## [What the task asks]
Extract each line from the entries below that has the string "Basics" in it.

## begin

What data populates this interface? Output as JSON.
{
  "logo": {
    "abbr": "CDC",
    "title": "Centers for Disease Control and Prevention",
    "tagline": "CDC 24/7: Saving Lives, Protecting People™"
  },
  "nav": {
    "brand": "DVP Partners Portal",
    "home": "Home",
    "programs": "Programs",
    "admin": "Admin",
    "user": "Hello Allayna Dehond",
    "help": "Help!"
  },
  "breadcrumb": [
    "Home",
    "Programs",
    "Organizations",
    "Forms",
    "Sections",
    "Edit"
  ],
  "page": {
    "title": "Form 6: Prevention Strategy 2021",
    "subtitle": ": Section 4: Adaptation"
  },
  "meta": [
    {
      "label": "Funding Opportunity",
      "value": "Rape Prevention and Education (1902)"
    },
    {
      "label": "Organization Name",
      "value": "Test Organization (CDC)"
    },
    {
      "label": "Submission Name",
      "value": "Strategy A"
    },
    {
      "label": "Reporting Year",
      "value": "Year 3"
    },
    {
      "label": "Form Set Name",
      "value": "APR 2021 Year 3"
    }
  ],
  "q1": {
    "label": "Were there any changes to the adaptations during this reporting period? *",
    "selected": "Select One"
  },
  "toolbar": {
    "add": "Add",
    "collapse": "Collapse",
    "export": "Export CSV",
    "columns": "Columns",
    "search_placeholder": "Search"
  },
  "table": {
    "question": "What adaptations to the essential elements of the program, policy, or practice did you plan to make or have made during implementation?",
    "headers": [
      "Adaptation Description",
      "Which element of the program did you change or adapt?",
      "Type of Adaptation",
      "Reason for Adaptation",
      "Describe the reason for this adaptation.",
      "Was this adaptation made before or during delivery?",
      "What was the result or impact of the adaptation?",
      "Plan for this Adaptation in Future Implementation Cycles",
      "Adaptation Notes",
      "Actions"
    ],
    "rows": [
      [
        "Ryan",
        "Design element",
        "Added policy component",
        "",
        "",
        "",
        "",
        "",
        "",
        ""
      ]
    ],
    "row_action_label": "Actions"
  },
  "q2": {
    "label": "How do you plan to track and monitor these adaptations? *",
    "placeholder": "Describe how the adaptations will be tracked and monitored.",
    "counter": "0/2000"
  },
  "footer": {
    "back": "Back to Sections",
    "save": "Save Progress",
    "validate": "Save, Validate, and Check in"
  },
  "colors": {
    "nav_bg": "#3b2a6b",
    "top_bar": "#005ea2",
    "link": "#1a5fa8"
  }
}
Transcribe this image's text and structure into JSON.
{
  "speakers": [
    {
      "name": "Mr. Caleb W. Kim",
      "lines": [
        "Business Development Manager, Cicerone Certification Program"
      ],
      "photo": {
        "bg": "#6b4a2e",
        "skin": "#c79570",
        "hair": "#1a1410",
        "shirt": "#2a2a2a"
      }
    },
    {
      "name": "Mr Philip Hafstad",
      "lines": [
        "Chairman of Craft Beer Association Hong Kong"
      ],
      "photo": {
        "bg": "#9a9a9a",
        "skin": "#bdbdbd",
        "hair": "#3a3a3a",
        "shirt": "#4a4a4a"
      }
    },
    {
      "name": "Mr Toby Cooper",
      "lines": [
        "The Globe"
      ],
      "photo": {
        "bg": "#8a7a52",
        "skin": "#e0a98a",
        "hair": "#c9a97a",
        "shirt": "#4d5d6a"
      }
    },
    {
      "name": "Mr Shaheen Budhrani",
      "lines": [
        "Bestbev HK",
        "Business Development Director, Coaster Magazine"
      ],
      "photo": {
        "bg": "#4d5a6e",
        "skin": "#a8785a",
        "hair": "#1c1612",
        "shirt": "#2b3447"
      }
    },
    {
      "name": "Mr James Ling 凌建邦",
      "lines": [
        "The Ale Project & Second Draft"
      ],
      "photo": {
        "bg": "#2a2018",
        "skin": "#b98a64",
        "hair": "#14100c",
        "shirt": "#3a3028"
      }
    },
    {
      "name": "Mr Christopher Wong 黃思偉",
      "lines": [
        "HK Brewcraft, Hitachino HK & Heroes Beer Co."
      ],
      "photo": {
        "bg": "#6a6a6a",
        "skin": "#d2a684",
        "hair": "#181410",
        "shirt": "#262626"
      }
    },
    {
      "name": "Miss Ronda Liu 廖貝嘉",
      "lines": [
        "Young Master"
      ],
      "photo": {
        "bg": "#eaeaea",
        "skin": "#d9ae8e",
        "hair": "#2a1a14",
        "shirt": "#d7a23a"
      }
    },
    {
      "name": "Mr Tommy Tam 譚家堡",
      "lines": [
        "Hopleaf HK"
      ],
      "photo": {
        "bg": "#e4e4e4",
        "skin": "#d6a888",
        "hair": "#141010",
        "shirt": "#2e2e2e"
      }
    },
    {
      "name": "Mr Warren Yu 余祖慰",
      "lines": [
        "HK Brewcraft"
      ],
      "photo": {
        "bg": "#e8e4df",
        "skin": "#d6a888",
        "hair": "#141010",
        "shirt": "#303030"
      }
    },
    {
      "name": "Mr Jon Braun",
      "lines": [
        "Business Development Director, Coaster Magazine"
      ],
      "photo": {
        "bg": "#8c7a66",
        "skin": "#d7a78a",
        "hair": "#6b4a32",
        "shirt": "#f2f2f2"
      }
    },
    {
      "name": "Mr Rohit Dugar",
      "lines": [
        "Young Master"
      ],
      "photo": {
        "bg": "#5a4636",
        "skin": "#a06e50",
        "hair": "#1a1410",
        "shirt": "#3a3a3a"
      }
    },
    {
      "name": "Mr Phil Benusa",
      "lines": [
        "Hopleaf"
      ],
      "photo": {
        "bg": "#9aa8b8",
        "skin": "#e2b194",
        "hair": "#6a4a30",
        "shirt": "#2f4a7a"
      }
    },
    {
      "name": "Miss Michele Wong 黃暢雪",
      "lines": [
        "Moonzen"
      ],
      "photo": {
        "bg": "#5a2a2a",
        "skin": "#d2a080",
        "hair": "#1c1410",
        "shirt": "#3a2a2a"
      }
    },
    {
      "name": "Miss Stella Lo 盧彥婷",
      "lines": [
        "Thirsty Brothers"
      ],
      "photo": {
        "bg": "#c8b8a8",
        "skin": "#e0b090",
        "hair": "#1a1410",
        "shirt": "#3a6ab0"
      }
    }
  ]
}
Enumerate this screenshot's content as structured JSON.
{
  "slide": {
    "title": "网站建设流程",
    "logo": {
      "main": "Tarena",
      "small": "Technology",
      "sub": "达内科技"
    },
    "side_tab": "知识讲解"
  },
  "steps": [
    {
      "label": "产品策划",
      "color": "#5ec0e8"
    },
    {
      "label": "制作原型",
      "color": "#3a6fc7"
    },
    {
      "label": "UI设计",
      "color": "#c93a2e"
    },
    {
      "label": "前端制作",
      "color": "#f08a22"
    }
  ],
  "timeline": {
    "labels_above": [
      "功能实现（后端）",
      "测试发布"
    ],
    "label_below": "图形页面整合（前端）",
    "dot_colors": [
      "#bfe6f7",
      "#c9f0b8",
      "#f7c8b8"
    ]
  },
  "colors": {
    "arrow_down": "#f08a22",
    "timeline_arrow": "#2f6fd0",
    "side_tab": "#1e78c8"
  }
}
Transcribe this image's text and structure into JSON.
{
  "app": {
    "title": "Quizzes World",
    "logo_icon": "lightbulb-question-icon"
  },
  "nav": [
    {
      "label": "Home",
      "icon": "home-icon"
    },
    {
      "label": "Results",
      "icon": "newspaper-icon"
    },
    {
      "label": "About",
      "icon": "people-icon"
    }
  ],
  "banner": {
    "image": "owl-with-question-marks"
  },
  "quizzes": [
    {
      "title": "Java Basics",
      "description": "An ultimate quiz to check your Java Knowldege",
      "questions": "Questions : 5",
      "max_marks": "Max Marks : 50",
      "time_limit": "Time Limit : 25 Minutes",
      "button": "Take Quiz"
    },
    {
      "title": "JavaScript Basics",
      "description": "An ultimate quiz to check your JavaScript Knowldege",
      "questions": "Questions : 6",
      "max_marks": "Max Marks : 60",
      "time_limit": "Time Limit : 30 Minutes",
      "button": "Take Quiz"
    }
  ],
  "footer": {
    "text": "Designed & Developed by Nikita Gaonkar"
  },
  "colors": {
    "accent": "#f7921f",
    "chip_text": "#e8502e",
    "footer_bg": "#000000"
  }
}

## end

## [Task result]
      "title": "Java Basics",
      "title": "JavaScript Basics",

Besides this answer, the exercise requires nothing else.